Exercise set:
**A.** In the Sankar Chatterjee profile, what is described as the binding around the edges of the textile?
**B.** From the Sankar Chatterjee profile, copy the text word for word, starting at "Revealing what we" and ending at "and space exploration.".
[Start of Selected passage]
Revealing what we can learn from nature and the ways in which the past informs the future, Sankar Chatterjee’s discoveries are enlightening the faraway visions of human flight and space exploration.

Written by Kippra D. Hopper

The tapestry of Sankar Chatterjee’s life is woven with colorful threads of his personal story, his life’s work and his contributions to science. Intertwined throughout this fabric is his curiosity about geology, paleontology and time measured in aeons. Creating the texture of the cloth are Chatterjee’s passions for dinosaurs, birds, pterosaurs and plate tectonics. When viewed in a coherent whole, the material reveals complicated pictorial designs of Chatterjee and his cache of fossil finds, scores of which are unique specimens new to science. Magnified, the interlacing of the weave illuminates his pioneering discoveries that challenge conventional wisdom about the pace of evolution and its patterns of change. The binding around the edges of the textile, holding together all of the threads, is Chatterjee’s fascination with ancient birds and the evolution of flight in feathered dinosaurs. The hand-woven art possesses color, design, variety, beauty and complexity in its depiction of ancient creatures and their time and place on Earth. The tapestry of Sankar Chatterjee’s life hangs on the walls of history and science.
[End of Selected passage]
[Start of Recorded information]
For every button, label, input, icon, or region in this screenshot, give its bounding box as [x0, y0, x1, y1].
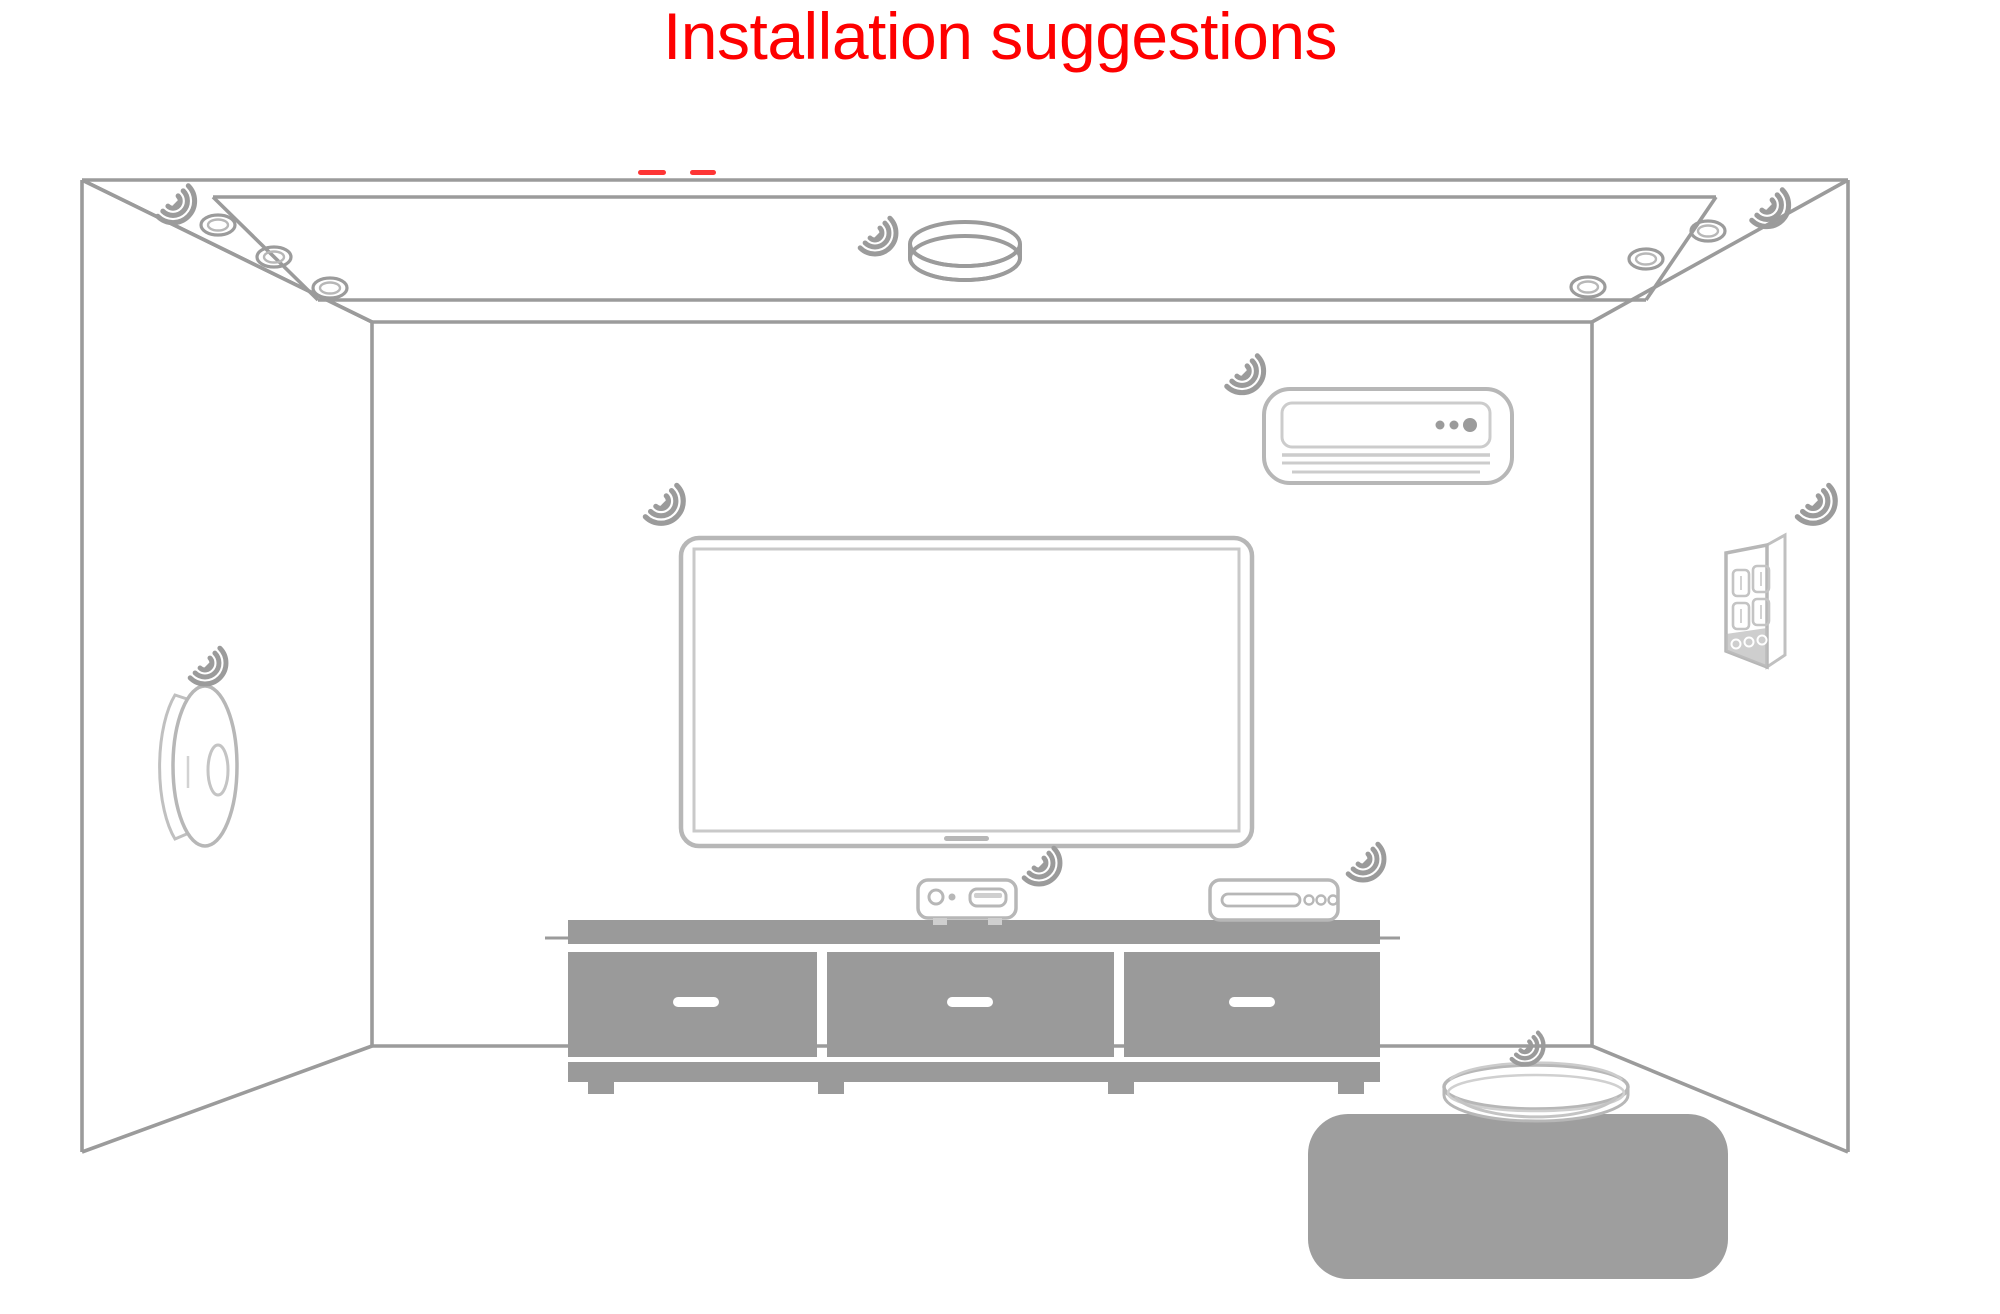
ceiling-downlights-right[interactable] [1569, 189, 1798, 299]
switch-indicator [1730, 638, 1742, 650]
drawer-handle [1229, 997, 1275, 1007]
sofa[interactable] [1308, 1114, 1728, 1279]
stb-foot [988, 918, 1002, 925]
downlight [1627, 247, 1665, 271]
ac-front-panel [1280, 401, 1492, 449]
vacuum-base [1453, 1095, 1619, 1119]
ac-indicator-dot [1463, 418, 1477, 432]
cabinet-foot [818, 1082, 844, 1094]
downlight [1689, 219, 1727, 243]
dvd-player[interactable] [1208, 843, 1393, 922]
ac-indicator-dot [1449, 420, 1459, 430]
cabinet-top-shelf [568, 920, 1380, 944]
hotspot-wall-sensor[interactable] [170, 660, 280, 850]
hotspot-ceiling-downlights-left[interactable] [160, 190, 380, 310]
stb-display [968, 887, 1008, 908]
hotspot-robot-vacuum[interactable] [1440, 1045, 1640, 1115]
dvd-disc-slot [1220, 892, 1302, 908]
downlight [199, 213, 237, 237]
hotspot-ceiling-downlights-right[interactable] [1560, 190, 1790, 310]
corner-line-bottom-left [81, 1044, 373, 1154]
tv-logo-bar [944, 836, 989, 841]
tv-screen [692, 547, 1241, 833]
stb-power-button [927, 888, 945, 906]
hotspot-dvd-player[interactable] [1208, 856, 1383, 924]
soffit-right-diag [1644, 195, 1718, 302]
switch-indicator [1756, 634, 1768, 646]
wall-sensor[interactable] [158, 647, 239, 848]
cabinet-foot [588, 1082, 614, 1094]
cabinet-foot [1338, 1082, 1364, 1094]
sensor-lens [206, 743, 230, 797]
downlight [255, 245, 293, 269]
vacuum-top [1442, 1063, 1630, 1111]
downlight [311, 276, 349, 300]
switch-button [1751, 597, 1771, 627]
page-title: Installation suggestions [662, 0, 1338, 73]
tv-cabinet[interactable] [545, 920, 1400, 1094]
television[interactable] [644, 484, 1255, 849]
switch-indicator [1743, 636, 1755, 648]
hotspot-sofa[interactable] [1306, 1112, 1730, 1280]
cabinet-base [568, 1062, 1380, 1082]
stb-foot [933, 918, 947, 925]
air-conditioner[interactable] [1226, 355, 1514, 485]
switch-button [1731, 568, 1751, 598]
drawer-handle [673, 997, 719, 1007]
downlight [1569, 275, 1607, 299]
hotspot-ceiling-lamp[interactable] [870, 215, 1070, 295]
[End of Recorded information]
Responses for each task:
**A.** Chatterjee's fascination with ancient birds and the evolution of flight in feathered dinosaurs.

**B.**
Revealing what we can learn from nature and the ways in which the past informs the future, Sankar Chatterjee’s discoveries are enlightening the faraway visions of human flight and space exploration.